* [Extracted records]

- - -

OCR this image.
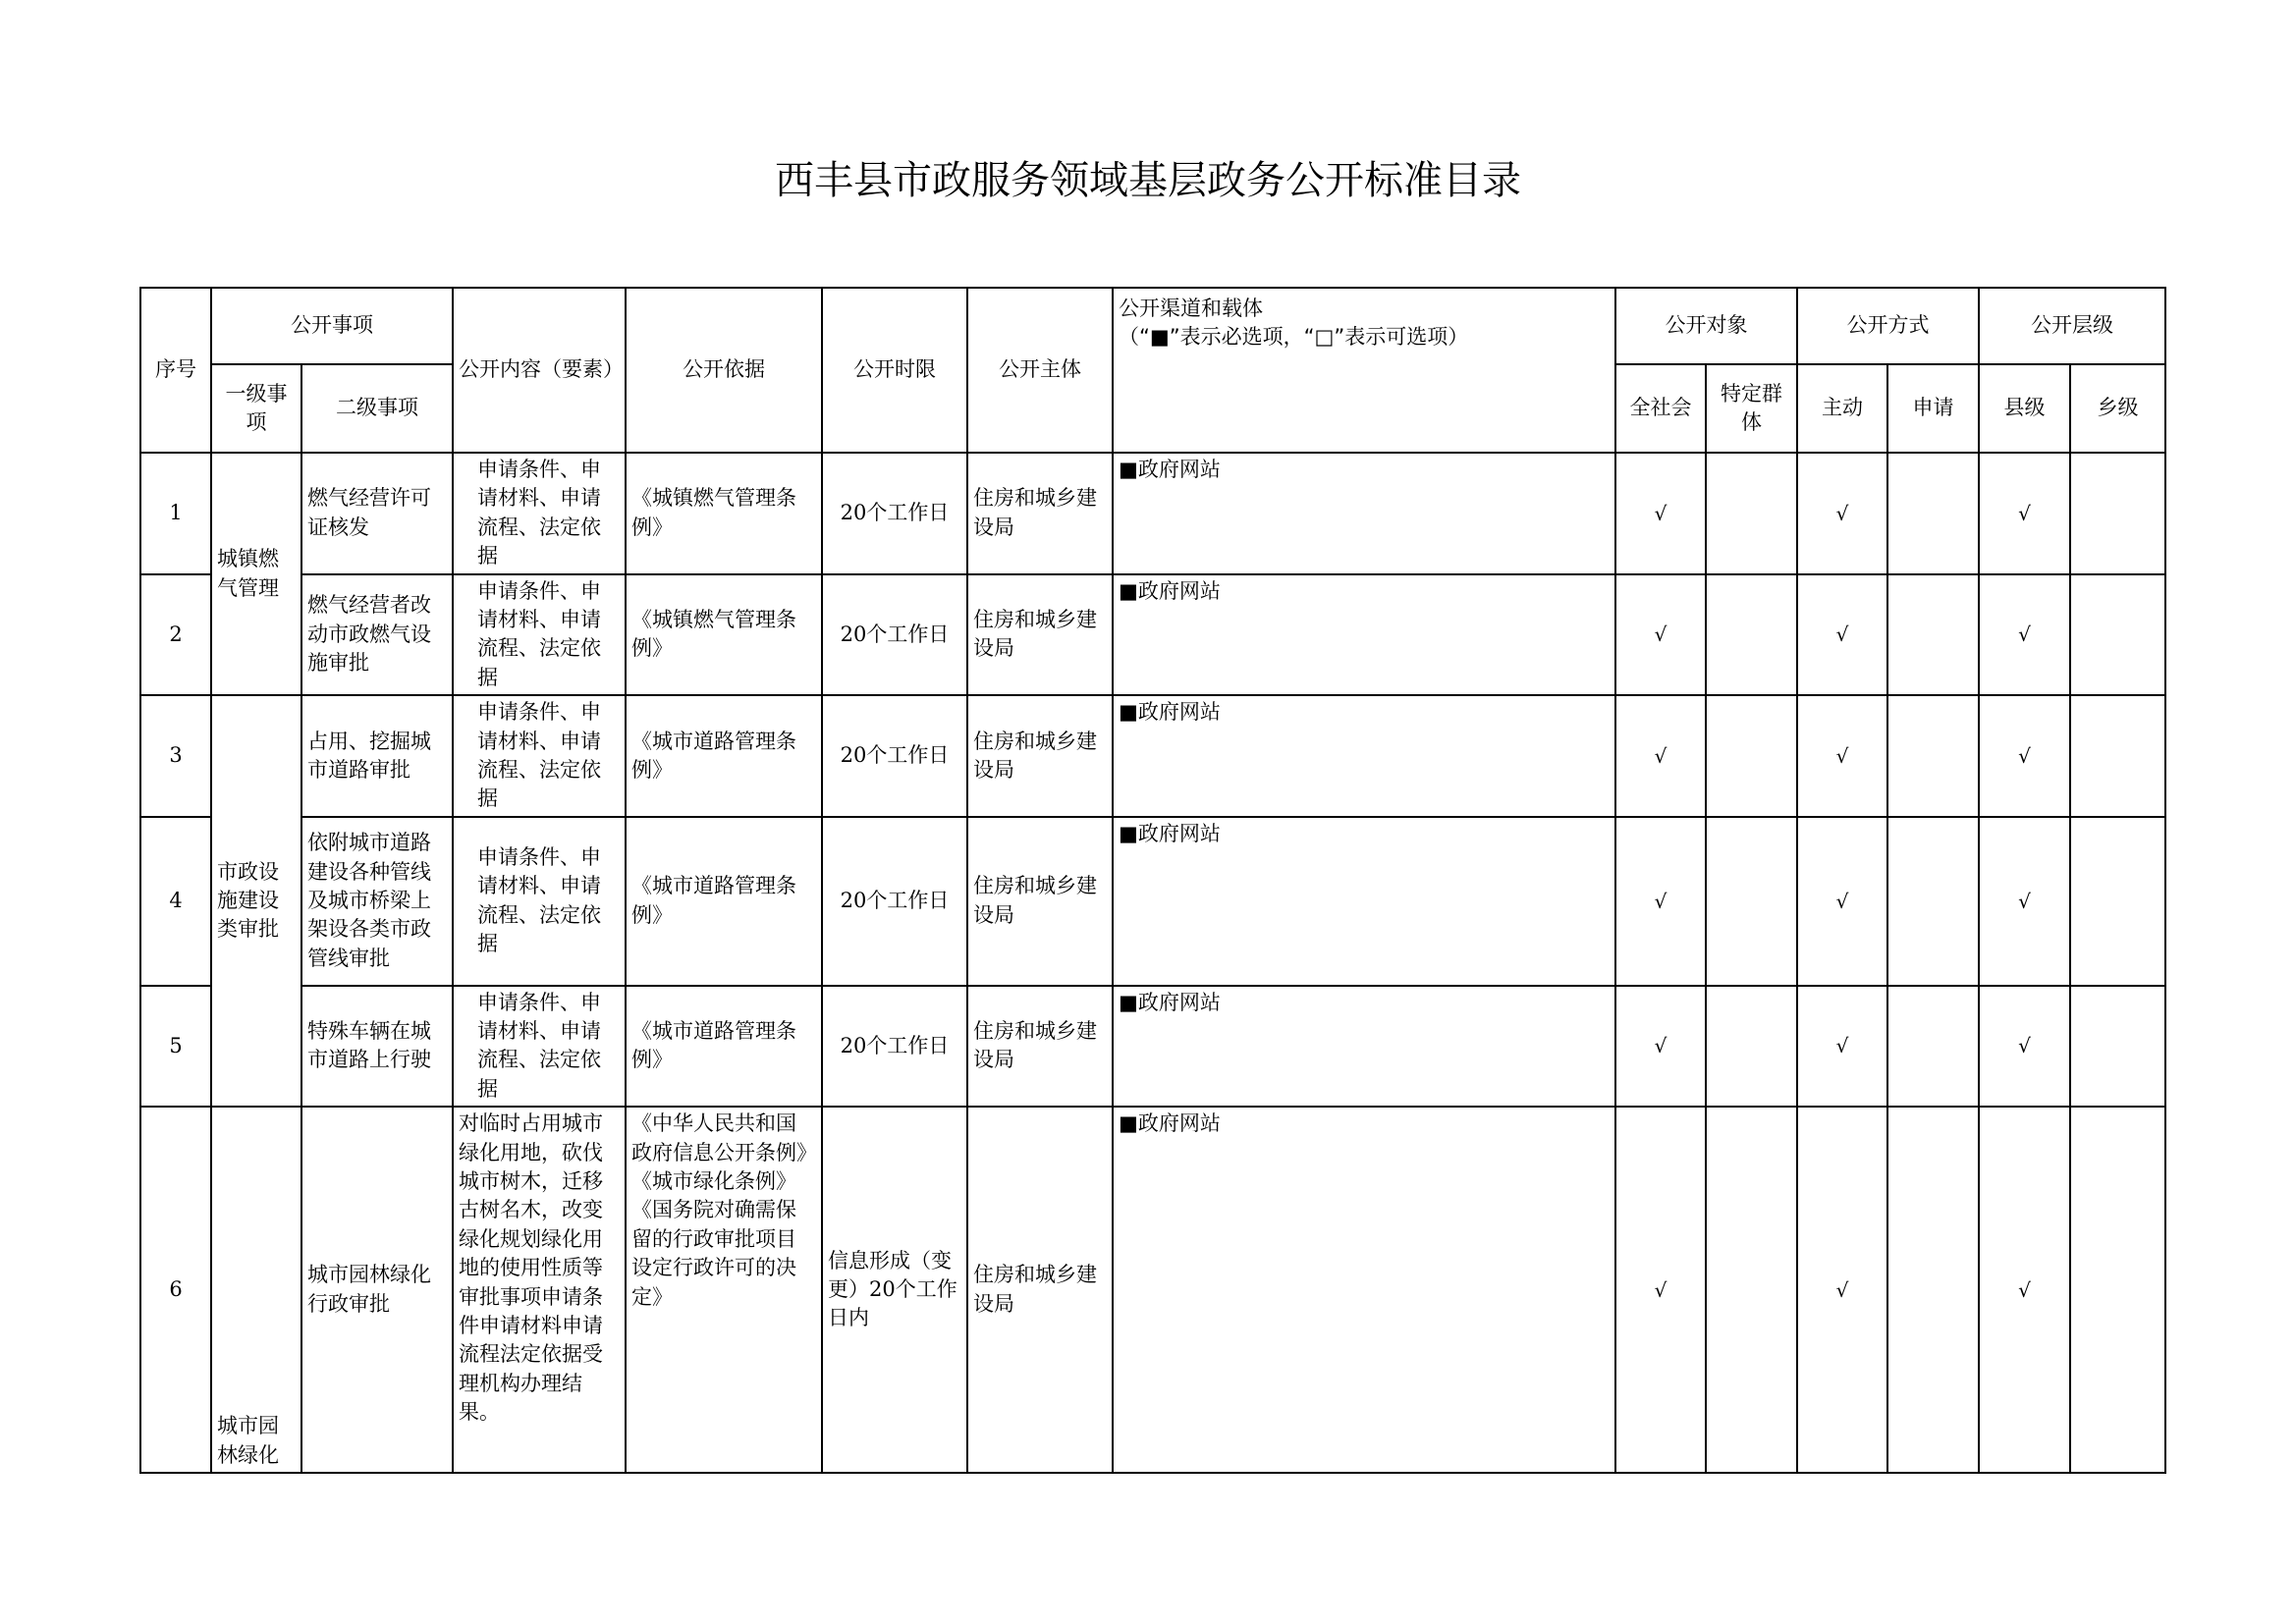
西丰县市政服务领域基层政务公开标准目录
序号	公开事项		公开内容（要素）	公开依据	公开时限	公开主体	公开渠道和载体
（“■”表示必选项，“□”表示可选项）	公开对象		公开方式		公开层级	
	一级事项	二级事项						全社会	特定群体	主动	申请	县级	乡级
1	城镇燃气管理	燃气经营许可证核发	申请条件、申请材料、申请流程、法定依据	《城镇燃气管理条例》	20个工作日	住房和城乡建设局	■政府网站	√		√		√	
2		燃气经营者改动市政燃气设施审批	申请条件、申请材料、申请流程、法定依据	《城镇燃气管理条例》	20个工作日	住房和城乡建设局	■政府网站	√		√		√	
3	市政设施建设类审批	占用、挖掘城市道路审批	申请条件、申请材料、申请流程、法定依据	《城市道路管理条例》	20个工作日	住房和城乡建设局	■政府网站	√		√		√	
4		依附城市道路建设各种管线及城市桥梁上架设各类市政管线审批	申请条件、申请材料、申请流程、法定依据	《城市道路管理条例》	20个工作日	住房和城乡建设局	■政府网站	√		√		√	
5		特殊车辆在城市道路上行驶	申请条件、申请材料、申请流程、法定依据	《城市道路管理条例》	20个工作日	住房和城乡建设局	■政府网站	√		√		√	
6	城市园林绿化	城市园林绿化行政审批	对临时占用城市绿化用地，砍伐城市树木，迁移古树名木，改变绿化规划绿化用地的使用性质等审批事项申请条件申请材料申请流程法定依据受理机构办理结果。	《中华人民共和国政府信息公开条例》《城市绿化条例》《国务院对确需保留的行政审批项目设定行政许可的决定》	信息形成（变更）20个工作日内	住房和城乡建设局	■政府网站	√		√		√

- - -

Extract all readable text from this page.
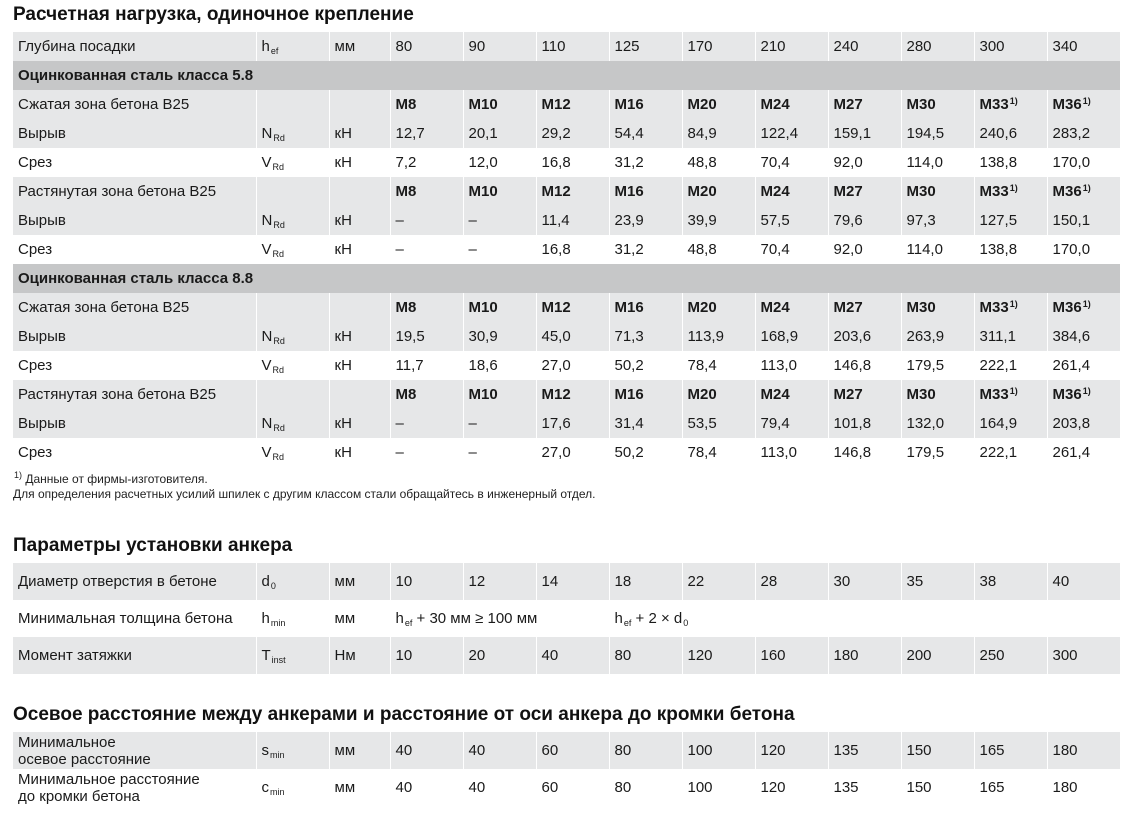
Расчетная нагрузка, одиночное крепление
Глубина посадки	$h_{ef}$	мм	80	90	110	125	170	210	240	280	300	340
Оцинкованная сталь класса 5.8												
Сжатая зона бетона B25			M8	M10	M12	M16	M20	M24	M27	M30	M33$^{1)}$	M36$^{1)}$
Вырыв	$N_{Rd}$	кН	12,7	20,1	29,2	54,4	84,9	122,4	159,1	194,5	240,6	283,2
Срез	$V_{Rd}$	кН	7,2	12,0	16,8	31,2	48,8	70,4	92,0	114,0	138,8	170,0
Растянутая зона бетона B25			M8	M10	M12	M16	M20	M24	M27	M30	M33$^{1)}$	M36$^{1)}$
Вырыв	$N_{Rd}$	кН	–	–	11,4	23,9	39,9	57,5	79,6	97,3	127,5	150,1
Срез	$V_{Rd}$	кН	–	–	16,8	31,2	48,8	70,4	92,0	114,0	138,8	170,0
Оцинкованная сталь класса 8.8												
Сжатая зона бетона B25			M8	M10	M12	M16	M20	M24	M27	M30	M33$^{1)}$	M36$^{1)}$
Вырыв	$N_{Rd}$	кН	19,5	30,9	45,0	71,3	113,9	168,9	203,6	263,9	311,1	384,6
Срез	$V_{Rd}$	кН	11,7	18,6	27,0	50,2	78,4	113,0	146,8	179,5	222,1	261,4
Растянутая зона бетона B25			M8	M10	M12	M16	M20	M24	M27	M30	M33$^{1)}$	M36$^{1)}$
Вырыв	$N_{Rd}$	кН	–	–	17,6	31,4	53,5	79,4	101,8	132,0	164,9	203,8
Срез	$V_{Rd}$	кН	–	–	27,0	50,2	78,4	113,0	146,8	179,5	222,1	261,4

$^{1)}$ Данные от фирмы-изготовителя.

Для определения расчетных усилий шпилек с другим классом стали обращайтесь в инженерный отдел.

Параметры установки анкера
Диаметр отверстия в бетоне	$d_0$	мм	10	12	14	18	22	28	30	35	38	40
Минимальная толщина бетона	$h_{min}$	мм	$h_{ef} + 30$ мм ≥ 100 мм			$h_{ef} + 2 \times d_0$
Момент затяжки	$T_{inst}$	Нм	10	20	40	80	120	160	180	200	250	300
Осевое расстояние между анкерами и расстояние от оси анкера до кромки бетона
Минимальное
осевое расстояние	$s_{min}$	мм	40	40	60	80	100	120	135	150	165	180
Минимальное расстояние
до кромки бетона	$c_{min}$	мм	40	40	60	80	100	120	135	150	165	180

- - -

* [The request] For the string "政府网站", count the lines of the entries above that include it; answer with the number only.

* [Task answer] 6